:: Task to complete ::
Examine each line of the data. Copy the line if it includes the word "that".

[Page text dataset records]
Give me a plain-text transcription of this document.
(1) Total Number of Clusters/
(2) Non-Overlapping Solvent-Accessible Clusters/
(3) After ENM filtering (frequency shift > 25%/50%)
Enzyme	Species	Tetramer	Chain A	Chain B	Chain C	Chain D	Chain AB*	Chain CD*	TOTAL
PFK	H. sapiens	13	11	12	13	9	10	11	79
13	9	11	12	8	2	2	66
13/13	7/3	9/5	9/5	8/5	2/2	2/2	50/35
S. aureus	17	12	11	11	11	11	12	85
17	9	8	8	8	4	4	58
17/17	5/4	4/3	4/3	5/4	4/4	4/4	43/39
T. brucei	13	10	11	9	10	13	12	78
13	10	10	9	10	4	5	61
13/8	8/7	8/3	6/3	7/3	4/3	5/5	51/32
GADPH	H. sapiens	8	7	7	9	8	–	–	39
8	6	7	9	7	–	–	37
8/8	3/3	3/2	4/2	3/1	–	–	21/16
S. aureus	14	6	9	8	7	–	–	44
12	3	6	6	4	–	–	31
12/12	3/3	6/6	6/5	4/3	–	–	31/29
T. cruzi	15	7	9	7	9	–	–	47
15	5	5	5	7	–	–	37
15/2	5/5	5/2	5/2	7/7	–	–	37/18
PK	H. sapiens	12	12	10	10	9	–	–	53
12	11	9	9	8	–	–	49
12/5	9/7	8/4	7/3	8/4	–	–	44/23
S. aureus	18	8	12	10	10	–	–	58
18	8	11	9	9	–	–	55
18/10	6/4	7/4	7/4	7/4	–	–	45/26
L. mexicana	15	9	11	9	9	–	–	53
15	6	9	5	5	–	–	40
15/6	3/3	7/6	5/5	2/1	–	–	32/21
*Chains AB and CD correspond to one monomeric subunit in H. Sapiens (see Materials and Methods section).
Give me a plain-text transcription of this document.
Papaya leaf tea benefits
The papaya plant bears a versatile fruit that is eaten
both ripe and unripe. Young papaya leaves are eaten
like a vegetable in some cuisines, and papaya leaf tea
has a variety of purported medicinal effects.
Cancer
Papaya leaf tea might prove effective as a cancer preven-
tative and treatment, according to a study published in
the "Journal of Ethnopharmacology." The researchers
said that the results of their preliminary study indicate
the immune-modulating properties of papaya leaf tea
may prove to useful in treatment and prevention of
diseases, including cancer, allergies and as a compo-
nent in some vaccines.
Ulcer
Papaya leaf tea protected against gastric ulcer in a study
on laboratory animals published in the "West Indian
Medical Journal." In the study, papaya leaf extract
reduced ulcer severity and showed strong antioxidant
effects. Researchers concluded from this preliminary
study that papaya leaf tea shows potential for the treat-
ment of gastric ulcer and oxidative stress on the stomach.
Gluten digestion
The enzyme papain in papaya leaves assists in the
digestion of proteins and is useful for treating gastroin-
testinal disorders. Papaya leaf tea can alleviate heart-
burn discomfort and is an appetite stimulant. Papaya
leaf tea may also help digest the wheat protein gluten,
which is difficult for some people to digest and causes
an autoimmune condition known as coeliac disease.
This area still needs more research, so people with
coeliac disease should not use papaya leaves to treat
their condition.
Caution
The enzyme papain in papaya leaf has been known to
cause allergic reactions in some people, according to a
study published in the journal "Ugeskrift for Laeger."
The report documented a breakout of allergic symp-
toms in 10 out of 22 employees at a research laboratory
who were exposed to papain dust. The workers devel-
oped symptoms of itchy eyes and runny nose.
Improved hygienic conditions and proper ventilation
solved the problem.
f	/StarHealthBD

:: Written reply ::
The papaya plant bears a versatile fruit that is eaten
said that the results of their preliminary study indicate
study that papaya leaf tea shows potential for the treat-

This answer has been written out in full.